Stored data entries
_____
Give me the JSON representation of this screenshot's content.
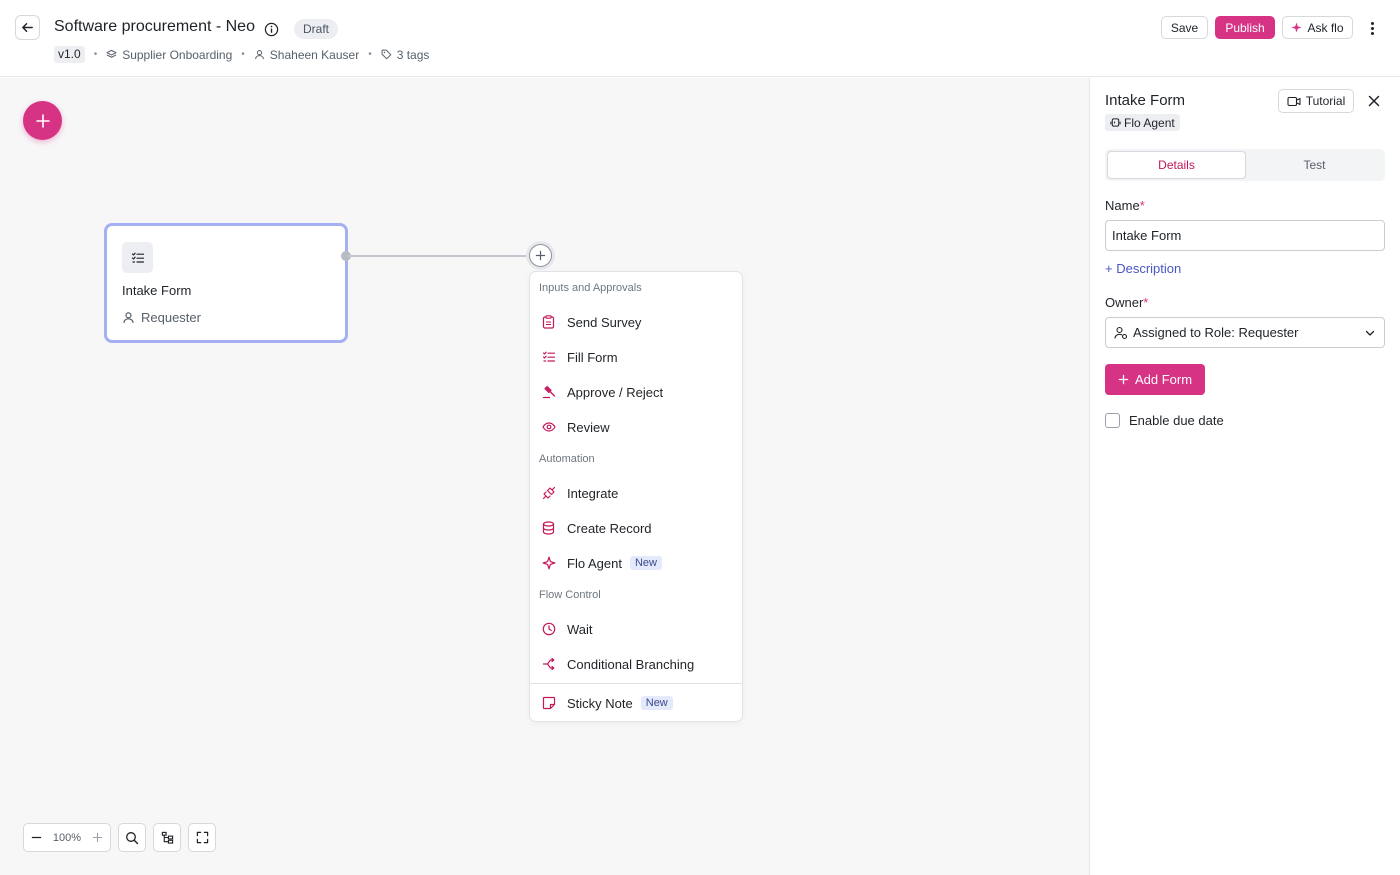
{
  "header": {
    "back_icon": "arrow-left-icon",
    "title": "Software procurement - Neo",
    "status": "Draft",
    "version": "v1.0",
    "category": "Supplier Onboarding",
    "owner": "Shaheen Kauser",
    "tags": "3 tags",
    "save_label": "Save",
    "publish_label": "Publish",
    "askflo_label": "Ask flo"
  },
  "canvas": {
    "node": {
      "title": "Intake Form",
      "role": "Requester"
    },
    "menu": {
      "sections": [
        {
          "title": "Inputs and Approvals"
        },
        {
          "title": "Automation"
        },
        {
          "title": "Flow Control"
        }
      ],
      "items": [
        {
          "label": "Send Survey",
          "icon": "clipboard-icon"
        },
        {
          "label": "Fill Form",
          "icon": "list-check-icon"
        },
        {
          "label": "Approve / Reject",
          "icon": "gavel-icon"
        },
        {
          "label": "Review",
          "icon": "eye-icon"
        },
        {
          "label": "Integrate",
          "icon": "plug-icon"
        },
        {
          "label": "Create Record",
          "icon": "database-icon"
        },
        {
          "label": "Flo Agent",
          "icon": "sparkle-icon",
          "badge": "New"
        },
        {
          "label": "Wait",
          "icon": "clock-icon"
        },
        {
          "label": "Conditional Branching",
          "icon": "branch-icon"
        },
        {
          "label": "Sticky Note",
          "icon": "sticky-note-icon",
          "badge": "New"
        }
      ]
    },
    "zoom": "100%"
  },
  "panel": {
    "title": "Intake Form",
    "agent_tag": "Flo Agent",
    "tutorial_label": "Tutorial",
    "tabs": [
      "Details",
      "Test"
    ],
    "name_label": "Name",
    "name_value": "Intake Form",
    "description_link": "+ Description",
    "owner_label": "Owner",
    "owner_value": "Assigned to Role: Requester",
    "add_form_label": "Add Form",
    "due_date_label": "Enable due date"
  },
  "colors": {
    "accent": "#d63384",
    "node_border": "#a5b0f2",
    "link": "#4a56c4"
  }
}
_____
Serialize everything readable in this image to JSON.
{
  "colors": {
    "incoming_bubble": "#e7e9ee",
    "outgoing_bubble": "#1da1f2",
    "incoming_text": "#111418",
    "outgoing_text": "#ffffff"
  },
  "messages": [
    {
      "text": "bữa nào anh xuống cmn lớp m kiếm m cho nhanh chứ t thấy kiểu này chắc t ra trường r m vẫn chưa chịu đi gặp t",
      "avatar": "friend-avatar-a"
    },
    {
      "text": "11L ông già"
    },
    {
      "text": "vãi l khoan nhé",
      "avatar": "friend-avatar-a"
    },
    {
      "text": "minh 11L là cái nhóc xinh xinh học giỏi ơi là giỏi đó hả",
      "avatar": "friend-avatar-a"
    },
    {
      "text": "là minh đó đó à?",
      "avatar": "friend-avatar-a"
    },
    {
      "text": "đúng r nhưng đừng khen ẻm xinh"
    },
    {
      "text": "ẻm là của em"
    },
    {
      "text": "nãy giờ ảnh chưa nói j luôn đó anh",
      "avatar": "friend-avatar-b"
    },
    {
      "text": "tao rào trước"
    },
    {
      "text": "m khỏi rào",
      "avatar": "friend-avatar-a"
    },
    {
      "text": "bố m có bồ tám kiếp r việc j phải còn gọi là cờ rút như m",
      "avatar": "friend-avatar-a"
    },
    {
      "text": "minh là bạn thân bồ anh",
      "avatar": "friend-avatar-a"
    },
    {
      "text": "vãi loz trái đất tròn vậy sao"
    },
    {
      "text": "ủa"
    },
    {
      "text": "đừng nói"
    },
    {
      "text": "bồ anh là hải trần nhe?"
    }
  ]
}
_____
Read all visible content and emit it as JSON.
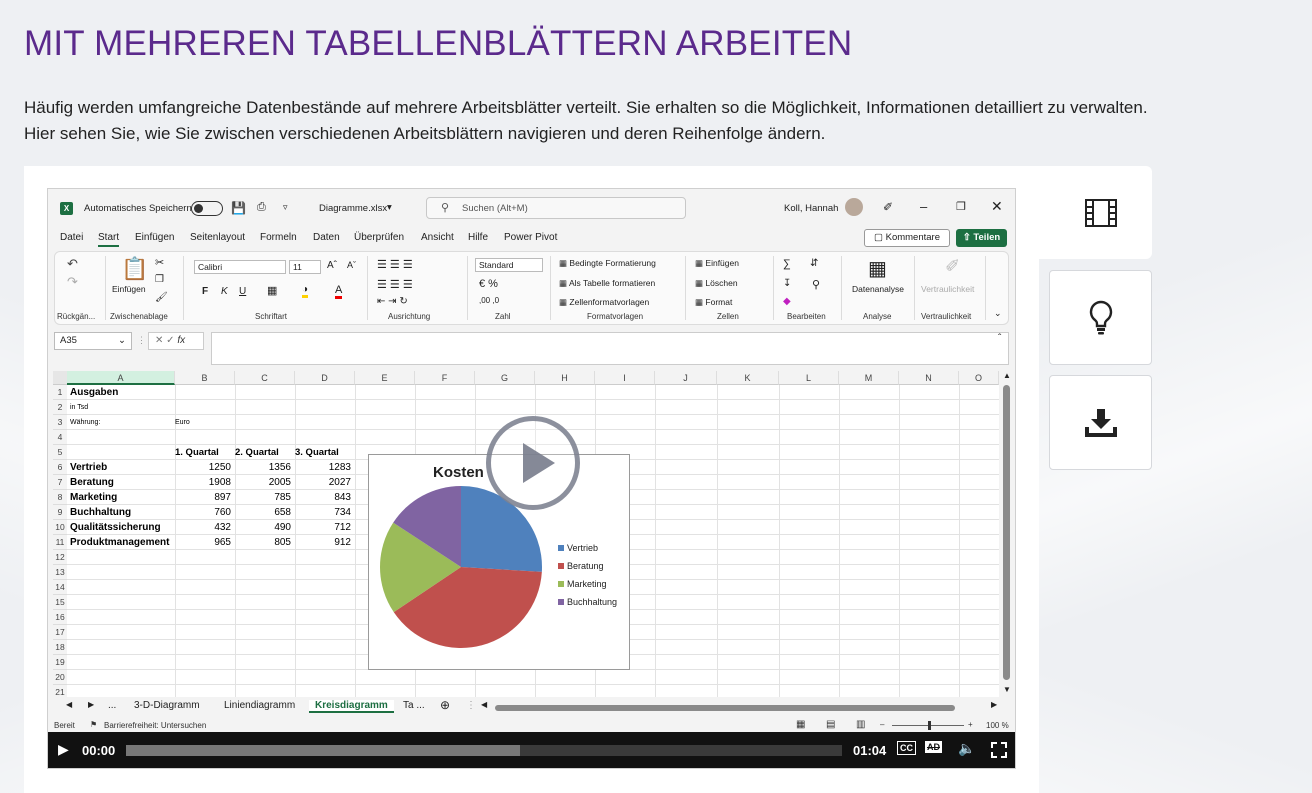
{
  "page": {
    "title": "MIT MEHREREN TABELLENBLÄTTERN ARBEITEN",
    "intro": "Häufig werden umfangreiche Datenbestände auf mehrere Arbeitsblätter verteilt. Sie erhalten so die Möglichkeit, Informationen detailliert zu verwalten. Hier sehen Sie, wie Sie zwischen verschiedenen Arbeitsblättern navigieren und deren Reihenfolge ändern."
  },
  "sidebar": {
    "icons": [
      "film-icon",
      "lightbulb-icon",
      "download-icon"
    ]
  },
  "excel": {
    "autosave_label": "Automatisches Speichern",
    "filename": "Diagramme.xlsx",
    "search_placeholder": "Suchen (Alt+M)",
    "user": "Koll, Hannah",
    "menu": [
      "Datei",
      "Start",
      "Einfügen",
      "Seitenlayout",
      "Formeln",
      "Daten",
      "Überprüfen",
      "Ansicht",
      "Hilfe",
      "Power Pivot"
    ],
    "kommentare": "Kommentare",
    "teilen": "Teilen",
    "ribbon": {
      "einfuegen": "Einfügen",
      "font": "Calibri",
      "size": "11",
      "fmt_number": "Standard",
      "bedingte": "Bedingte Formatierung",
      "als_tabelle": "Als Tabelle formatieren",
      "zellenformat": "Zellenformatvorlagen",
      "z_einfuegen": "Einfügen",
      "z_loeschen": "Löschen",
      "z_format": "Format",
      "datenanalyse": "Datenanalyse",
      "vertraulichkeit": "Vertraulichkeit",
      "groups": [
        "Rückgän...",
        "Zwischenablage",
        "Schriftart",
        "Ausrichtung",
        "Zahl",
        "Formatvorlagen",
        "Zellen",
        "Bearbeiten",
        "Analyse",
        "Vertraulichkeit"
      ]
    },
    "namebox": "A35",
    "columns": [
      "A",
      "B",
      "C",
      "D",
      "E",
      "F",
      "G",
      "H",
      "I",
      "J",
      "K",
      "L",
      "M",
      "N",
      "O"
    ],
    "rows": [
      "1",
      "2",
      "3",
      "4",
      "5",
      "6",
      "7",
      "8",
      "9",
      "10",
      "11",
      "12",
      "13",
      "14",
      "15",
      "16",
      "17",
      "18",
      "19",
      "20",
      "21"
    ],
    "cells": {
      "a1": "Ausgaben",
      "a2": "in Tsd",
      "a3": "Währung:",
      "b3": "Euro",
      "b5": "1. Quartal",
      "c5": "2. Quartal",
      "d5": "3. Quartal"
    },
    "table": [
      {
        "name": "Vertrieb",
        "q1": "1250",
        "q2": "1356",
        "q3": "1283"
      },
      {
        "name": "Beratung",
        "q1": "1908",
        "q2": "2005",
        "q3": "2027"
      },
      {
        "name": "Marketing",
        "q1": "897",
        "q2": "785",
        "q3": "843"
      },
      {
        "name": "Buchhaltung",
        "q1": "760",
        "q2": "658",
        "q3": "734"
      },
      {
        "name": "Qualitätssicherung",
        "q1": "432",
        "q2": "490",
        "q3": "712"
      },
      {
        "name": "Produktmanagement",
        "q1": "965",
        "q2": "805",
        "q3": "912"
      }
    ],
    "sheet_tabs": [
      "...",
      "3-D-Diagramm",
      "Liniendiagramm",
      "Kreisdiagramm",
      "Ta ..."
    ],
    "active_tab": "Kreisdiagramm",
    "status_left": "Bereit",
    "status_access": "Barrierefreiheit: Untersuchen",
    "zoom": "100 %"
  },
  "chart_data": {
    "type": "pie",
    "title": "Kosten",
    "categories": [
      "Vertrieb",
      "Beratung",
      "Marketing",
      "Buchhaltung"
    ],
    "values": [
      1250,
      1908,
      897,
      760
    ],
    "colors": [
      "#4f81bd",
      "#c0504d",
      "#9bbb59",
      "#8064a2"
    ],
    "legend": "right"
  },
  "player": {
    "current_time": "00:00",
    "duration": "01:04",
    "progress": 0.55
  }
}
_____
■ PROMPT:
State how many lines of the records above contain "content", with no words besides the number.

■ FULL SOLUTION:
2